ACTIVITY – Report only the number of lines in the following entries where the word "CMPA" occurs.

MATERIAL FOR THIS EXERCISE –
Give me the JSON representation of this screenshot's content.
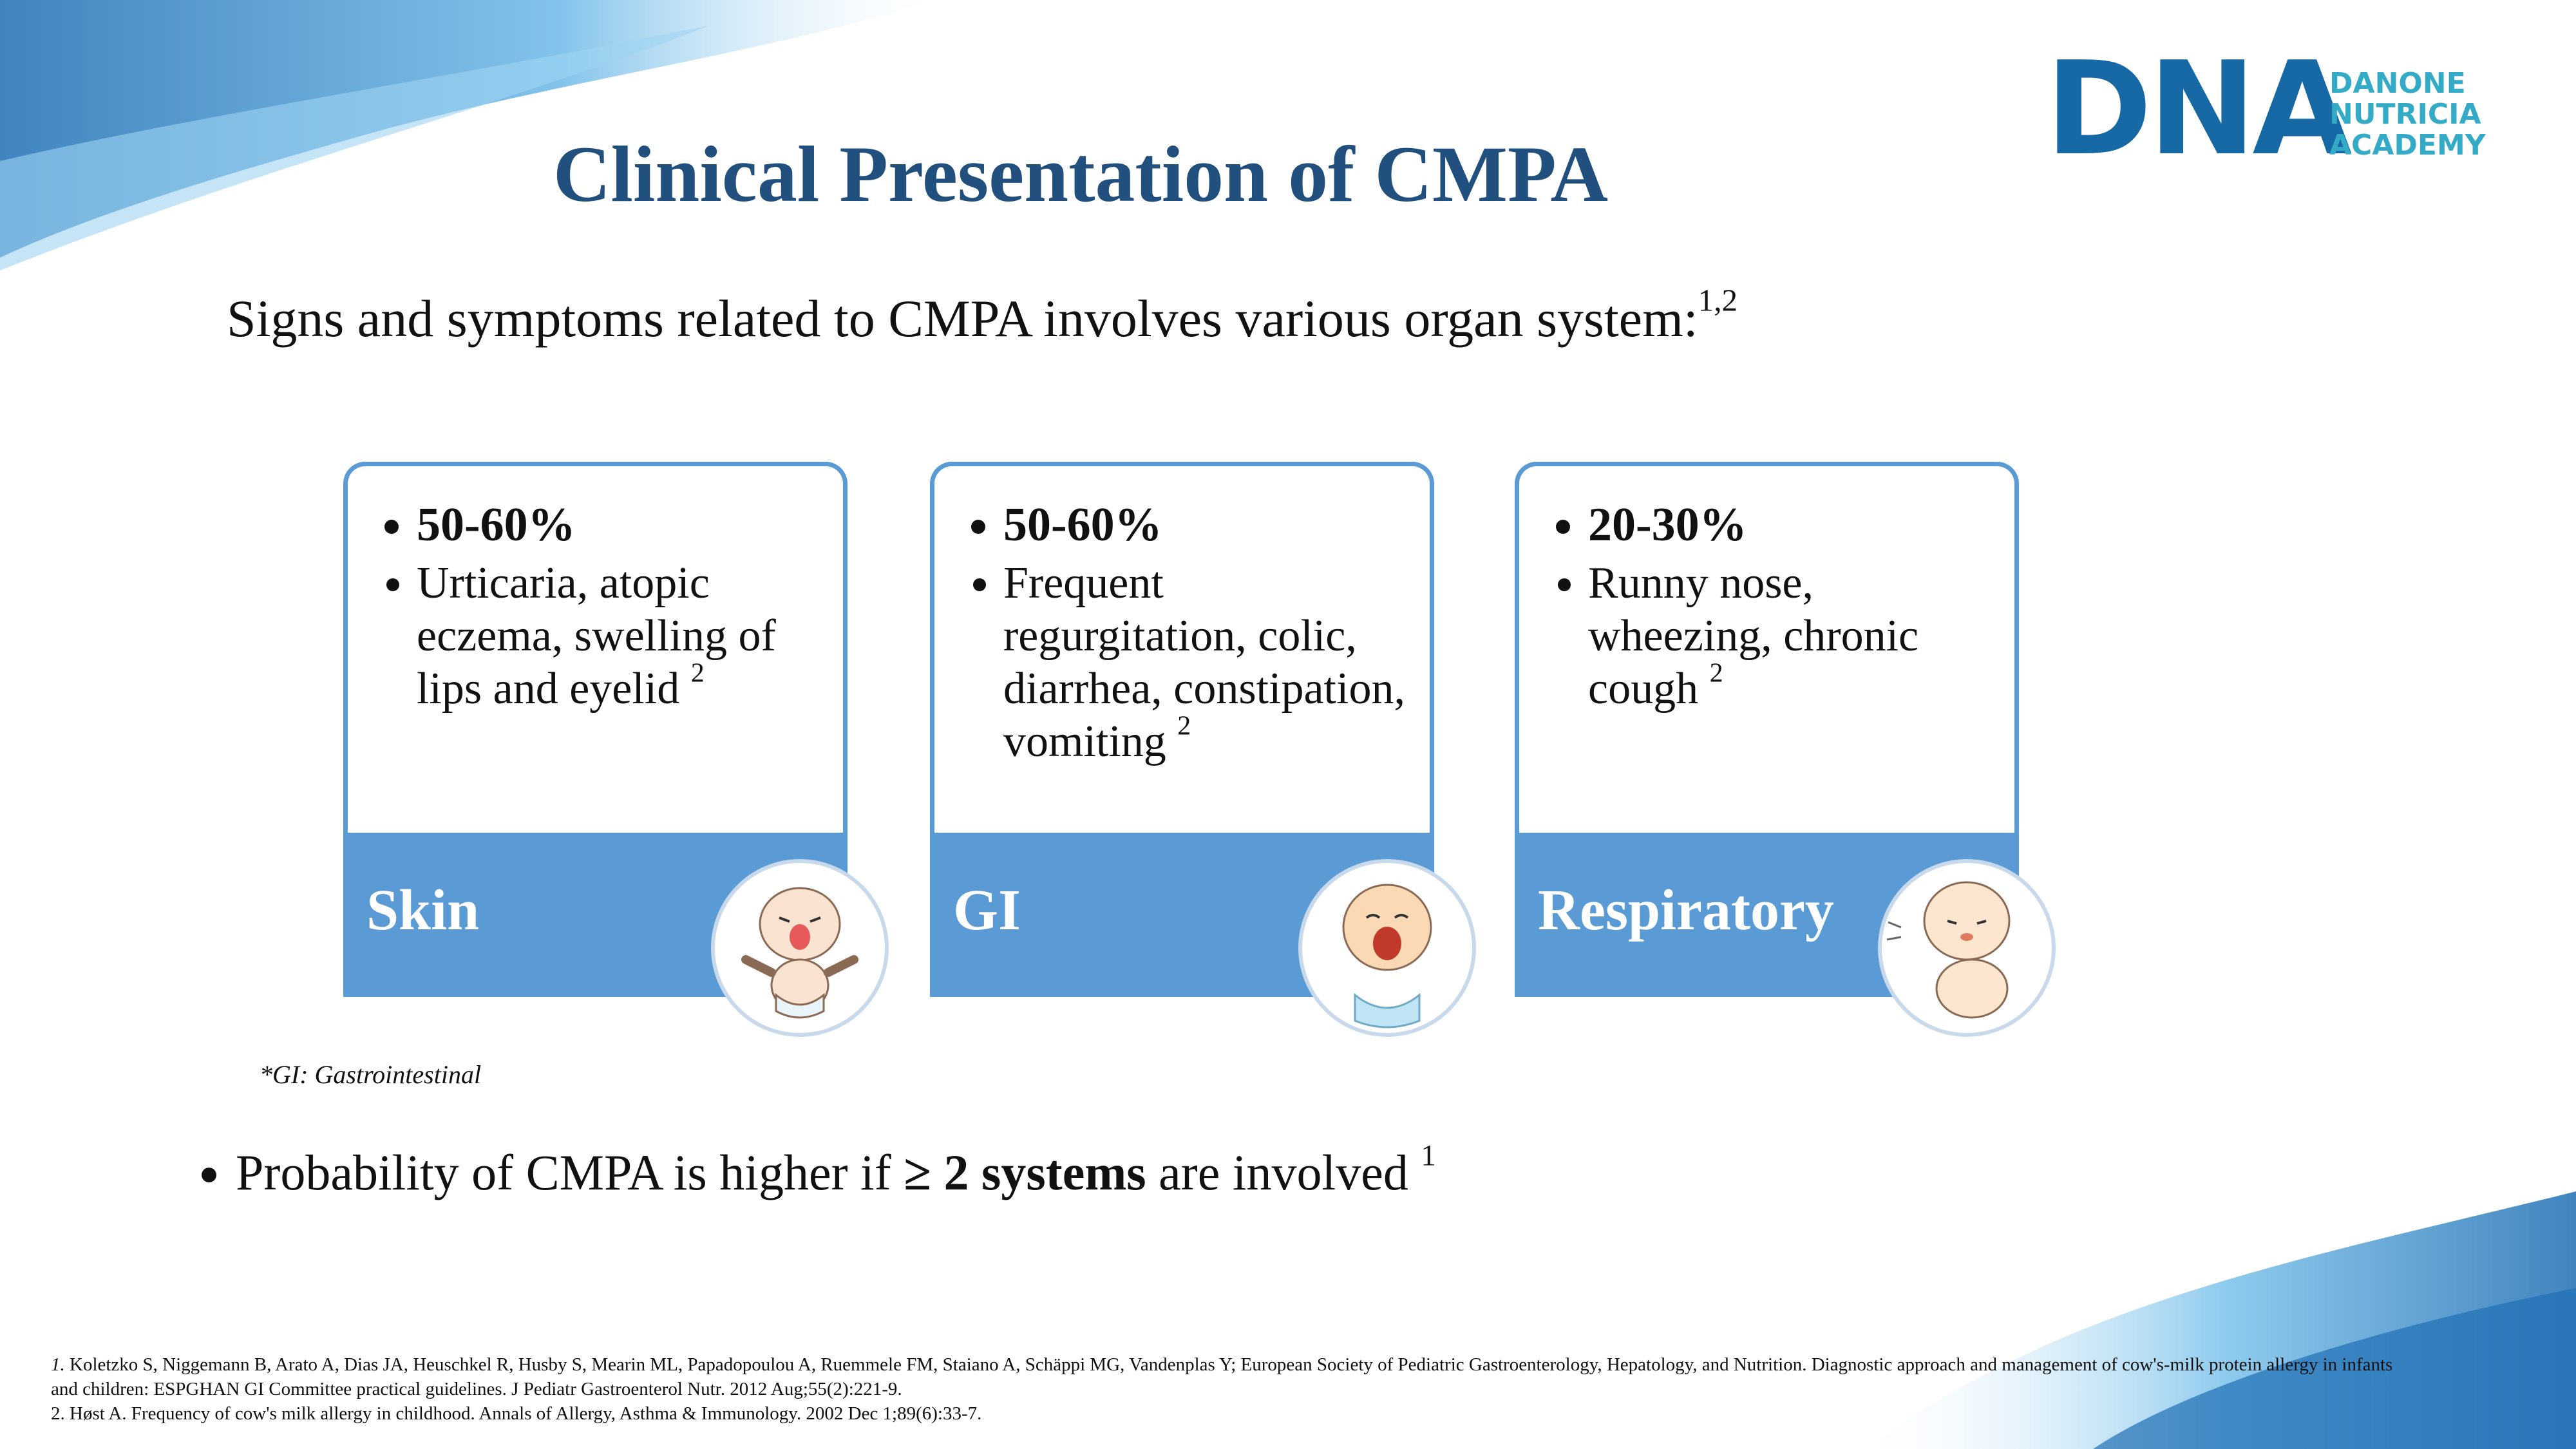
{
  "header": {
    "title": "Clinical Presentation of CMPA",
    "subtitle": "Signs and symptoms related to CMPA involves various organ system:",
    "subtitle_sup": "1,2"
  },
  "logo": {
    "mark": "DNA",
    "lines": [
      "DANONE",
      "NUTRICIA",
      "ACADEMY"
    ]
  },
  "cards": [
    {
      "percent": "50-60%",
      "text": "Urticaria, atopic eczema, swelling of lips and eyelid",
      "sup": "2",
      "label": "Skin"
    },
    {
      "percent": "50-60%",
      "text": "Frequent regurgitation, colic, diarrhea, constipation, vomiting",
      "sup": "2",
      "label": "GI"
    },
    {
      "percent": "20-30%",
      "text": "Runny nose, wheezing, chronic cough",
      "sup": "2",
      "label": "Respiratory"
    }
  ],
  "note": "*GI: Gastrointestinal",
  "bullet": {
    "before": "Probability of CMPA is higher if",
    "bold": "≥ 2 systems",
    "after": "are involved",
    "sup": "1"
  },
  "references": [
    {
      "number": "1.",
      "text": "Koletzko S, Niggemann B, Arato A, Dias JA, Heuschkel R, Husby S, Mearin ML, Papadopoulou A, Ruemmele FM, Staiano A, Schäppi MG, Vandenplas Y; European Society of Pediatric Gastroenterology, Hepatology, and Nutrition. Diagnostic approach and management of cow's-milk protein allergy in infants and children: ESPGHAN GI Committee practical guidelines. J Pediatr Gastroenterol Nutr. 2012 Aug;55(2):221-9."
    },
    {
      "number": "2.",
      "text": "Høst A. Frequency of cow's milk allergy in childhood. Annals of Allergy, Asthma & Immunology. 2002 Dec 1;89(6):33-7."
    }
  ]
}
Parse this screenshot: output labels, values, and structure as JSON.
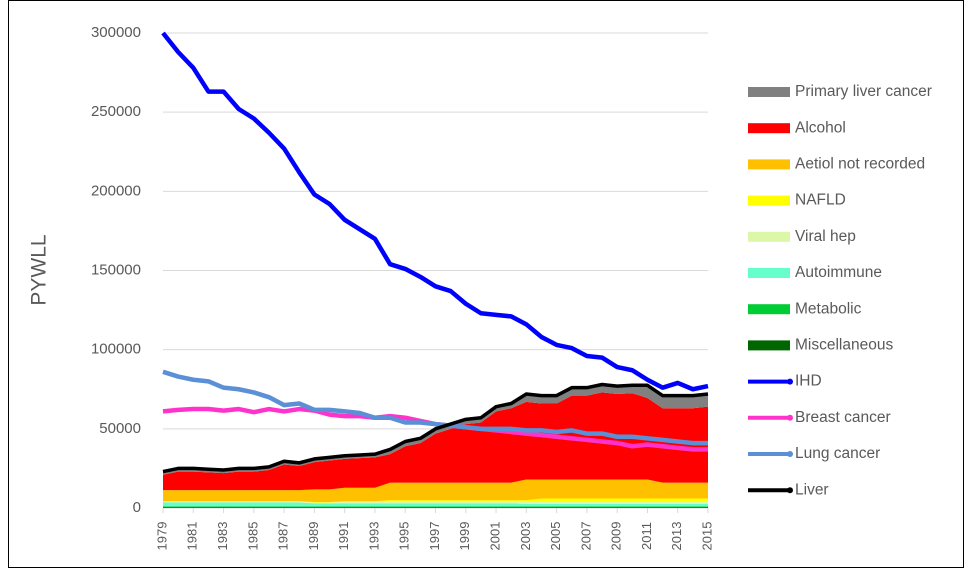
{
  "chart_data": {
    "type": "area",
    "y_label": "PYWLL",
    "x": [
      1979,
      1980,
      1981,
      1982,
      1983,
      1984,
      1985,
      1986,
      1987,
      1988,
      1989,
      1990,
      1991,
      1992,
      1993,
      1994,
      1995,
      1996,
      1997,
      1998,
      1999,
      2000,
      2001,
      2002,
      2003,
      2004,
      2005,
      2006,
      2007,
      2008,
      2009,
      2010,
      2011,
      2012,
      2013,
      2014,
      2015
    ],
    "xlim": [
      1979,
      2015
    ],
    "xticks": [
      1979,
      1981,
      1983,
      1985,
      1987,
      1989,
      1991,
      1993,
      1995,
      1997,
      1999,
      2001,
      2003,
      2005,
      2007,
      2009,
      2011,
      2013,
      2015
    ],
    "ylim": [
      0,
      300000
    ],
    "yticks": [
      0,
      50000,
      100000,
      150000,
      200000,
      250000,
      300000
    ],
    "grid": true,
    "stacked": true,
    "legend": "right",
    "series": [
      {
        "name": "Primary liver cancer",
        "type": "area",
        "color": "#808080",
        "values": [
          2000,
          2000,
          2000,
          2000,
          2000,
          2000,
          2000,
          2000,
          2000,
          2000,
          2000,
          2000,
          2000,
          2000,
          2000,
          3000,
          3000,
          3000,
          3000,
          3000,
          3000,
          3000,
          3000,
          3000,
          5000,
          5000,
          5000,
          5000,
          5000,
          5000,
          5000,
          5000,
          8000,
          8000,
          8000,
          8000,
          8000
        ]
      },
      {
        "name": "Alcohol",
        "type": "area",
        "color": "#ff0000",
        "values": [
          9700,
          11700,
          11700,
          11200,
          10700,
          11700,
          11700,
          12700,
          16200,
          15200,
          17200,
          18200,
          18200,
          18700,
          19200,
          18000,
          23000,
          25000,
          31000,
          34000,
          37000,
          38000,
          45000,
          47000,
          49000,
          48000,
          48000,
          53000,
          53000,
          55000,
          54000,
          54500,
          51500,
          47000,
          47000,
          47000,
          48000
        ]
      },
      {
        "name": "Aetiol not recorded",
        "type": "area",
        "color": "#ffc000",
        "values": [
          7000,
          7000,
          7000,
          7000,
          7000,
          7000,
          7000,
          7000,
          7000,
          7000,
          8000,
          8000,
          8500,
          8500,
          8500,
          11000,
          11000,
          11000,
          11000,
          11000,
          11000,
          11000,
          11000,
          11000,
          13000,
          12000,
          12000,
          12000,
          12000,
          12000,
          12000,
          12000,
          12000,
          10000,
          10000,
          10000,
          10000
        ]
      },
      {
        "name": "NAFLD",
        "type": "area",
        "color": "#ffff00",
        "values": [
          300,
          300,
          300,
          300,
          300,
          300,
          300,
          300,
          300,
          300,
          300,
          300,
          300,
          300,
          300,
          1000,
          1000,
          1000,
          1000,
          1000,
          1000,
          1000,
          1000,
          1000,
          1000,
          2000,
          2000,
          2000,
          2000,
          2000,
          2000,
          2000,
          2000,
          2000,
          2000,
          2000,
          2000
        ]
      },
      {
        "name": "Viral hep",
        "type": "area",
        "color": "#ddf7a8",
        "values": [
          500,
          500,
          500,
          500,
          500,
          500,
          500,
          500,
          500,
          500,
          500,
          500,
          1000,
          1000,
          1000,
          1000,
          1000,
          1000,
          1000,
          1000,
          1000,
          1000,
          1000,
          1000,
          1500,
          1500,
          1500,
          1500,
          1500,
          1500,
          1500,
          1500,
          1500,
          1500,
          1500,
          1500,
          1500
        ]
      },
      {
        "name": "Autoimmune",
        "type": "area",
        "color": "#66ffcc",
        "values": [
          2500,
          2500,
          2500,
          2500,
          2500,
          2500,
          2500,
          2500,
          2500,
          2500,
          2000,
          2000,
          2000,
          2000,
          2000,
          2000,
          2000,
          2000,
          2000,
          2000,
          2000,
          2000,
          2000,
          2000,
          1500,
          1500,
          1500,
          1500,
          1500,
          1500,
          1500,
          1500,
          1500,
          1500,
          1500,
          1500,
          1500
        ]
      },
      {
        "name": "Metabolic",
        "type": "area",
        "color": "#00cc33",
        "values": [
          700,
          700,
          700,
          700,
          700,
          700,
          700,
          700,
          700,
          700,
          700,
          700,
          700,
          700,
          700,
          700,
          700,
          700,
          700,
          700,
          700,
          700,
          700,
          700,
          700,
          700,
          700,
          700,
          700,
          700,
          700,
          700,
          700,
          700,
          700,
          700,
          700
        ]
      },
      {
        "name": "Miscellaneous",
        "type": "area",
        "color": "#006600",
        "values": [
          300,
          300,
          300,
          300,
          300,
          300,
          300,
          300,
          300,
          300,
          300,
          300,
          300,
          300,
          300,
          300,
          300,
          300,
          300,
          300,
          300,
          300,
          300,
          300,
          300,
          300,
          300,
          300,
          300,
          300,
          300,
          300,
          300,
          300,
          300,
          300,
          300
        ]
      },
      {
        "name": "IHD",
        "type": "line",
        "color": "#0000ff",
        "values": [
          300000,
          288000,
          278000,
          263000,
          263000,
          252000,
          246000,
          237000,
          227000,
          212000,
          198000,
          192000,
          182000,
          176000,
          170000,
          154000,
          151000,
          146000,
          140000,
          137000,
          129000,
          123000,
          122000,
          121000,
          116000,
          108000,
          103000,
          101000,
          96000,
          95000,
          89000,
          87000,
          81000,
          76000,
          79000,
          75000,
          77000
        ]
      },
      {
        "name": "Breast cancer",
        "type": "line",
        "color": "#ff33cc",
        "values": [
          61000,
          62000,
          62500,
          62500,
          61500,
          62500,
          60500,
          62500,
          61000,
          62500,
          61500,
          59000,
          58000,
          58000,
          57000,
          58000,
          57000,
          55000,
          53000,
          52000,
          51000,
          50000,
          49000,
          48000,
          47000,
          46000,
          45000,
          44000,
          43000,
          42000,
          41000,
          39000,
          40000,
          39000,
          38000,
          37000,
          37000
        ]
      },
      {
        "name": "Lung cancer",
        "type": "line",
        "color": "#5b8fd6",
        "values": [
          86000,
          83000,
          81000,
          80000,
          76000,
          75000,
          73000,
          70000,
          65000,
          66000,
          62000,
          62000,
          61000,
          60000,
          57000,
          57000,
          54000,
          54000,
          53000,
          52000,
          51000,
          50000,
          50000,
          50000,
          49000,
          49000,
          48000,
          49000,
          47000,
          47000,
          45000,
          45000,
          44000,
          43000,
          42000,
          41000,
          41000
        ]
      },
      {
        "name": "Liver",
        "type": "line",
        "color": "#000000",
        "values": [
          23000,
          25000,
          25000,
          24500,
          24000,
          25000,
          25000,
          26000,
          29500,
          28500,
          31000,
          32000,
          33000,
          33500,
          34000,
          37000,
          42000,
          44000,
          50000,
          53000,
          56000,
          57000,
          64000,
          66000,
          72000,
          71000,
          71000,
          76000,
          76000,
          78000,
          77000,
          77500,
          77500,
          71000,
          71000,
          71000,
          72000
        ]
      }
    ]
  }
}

EXERCISE RESULT – 3